▶ [Instructions to follow]: Reproduce the lines of the listing, beginning at the line that has "- heatmap-a-ytick-label: 800: [186, 243, 237, 277]" and stopping after the line that has "- legend-d-box: [1894, 896, 2199, 1023]", with "Wavelength (nm)" substituted by "Wavelength (nanometers)" and all else unchanged.
###
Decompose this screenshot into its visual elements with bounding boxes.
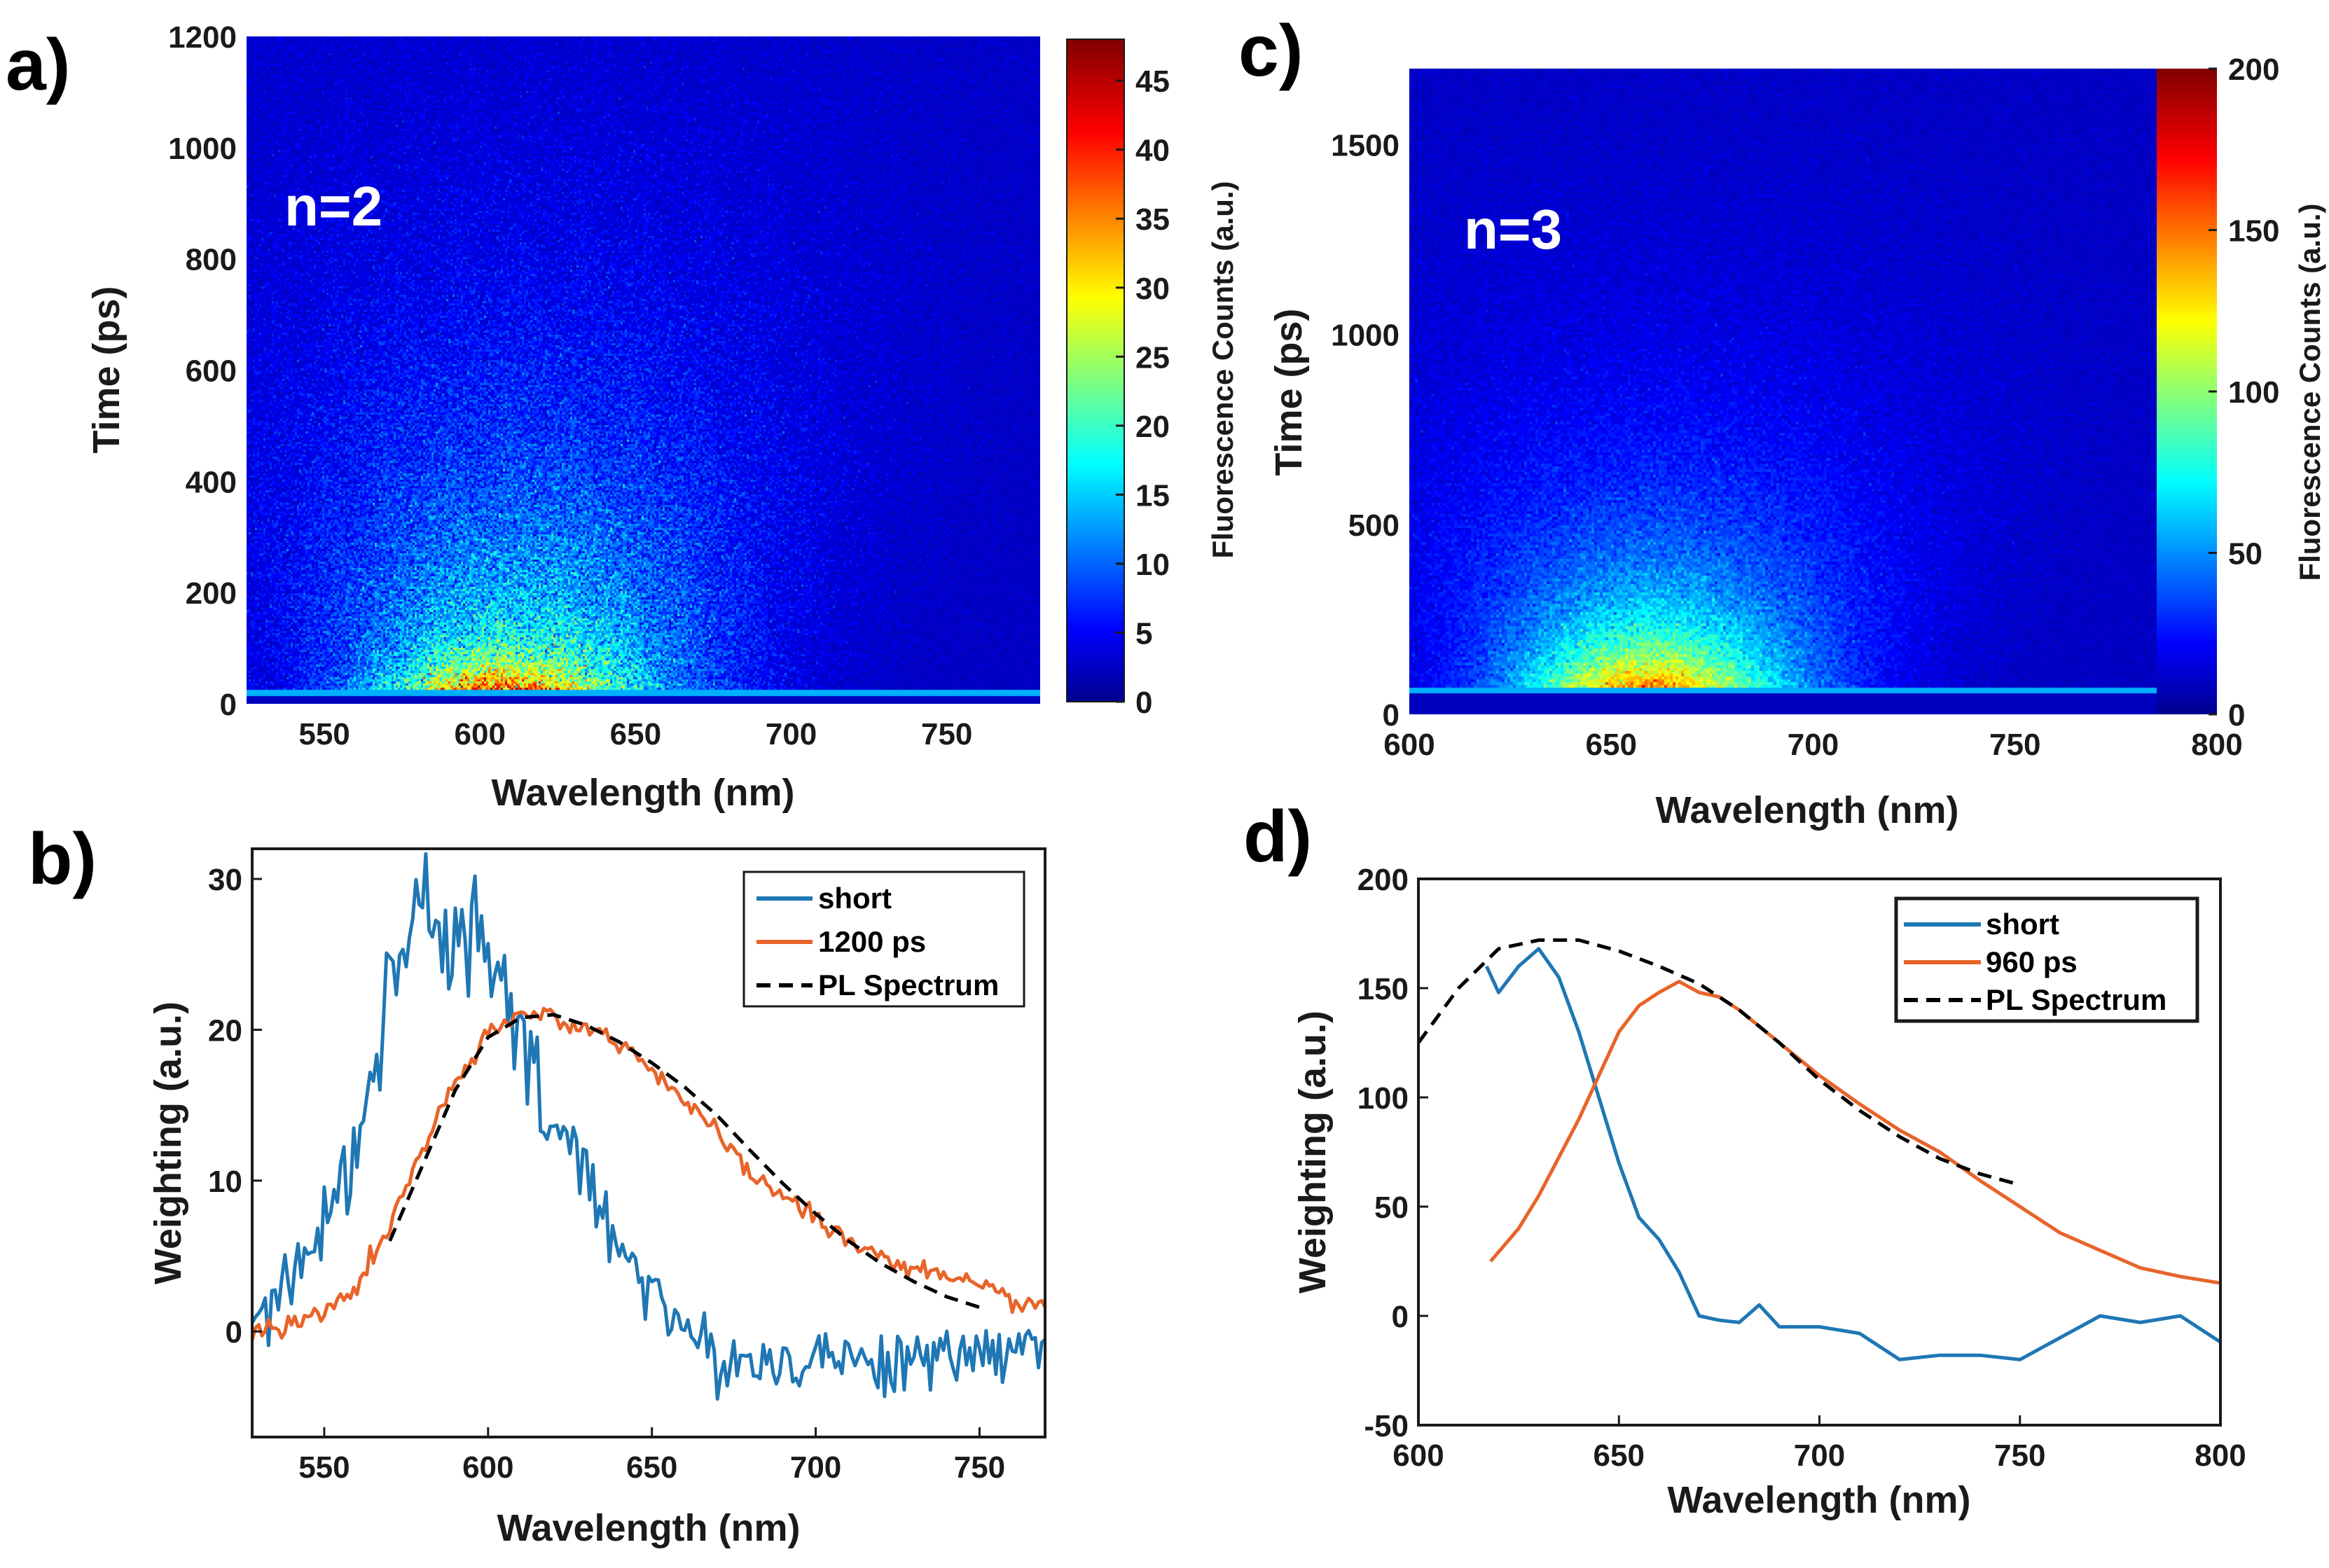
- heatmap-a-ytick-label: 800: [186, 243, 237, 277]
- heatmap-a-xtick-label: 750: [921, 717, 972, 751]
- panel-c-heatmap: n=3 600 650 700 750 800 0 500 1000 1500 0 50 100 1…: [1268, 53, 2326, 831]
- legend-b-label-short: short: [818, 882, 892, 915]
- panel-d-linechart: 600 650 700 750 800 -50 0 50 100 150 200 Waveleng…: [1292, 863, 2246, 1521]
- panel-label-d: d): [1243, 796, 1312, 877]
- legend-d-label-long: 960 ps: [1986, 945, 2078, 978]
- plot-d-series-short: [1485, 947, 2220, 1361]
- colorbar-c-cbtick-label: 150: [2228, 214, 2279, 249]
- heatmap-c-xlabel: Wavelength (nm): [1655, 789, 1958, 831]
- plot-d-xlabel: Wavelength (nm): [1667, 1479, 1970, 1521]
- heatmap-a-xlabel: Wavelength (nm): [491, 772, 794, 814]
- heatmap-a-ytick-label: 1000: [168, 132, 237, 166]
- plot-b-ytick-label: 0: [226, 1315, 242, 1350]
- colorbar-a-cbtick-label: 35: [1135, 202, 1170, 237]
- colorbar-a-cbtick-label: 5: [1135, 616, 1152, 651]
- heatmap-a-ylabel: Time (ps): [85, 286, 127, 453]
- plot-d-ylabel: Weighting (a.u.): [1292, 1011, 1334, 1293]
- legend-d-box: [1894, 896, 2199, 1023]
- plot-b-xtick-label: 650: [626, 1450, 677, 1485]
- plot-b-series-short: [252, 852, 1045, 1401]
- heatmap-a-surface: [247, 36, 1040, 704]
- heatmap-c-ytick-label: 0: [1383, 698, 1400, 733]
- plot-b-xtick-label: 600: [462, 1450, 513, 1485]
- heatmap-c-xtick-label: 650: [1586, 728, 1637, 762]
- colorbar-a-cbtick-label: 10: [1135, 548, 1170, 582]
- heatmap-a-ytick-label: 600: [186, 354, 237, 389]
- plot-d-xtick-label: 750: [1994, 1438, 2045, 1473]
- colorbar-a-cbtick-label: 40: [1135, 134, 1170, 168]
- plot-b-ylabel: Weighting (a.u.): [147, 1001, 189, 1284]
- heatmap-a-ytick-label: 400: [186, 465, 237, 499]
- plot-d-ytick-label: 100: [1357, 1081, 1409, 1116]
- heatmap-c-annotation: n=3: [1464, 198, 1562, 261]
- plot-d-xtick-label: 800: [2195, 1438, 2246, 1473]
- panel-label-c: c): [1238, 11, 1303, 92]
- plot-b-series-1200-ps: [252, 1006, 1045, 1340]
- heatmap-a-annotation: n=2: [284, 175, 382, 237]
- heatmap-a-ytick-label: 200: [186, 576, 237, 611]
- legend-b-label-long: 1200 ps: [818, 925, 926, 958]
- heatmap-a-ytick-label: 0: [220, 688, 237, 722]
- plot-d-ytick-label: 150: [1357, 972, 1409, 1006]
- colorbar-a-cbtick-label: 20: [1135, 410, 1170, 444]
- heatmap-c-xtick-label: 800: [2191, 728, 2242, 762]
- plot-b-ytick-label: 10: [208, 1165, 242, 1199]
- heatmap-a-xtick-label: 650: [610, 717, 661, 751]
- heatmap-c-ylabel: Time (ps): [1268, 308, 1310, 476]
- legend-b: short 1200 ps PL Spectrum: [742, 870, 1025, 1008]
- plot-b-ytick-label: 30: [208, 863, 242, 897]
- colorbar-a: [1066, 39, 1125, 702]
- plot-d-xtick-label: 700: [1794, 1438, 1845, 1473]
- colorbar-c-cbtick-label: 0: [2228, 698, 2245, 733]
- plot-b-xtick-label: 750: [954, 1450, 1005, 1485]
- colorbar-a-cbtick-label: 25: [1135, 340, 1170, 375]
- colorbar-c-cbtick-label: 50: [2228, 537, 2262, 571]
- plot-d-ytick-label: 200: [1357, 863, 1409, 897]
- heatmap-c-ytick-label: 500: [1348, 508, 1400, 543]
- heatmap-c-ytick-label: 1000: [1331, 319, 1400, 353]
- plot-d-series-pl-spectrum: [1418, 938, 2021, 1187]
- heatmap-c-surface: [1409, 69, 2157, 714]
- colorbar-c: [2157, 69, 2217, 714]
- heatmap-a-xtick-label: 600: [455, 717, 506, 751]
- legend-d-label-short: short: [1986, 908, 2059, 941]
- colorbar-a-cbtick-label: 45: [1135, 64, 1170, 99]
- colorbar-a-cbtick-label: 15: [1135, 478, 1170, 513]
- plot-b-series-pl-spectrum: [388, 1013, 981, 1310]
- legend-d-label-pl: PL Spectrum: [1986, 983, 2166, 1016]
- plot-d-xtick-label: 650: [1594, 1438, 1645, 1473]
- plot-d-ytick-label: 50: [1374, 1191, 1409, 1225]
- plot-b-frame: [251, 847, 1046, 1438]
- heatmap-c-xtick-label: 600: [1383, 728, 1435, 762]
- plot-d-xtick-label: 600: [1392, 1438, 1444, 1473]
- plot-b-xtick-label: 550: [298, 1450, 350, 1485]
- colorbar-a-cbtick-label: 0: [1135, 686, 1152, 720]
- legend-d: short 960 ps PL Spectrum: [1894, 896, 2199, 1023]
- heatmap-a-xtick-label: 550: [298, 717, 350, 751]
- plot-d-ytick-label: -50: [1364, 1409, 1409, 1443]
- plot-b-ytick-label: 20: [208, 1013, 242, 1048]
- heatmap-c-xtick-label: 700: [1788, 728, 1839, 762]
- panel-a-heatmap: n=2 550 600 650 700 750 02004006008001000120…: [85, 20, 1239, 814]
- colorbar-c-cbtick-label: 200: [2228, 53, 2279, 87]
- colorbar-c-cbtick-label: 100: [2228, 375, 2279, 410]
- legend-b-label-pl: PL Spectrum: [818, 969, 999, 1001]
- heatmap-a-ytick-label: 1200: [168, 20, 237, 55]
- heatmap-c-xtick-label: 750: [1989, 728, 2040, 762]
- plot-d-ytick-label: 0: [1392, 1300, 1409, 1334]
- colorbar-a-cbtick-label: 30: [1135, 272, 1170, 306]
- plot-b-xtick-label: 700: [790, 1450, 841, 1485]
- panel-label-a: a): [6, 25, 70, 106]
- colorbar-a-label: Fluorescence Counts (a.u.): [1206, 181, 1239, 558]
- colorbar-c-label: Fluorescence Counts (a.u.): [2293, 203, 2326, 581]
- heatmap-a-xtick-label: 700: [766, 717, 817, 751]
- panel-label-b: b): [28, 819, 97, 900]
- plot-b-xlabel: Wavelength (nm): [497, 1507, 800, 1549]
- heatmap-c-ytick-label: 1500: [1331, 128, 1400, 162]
###
▶ [Response to this exercise]:
- heatmap-a-ytick-label: 800: [186, 243, 237, 277]
- heatmap-a-xtick-label: 750: [921, 717, 972, 751]
- panel-c-heatmap: n=3 600 650 700 750 800 0 500 1000 1500 0 50 100 1…: [1268, 53, 2326, 831]
- legend-b-label-short: short: [818, 882, 892, 915]
- panel-d-linechart: 600 650 700 750 800 -50 0 50 100 150 200 Waveleng…: [1292, 863, 2246, 1521]
- panel-label-d: d): [1243, 796, 1312, 877]
- legend-d-label-long: 960 ps: [1986, 945, 2078, 978]
- plot-d-series-short: [1485, 947, 2220, 1361]
- colorbar-c-cbtick-label: 150: [2228, 214, 2279, 249]
- heatmap-c-xlabel: Wavelength (nanometers): [1655, 789, 1958, 831]
- plot-d-xlabel: Wavelength (nanometers): [1667, 1479, 1970, 1521]
- heatmap-a-xlabel: Wavelength (nanometers): [491, 772, 794, 814]
- heatmap-a-ytick-label: 1000: [168, 132, 237, 166]
- plot-b-ytick-label: 0: [226, 1315, 242, 1350]
- colorbar-a-cbtick-label: 35: [1135, 202, 1170, 237]
- colorbar-a-cbtick-label: 5: [1135, 616, 1152, 651]
- heatmap-a-ylabel: Time (ps): [85, 286, 127, 453]
- plot-d-ylabel: Weighting (a.u.): [1292, 1011, 1334, 1293]
- legend-d-box: [1894, 896, 2199, 1023]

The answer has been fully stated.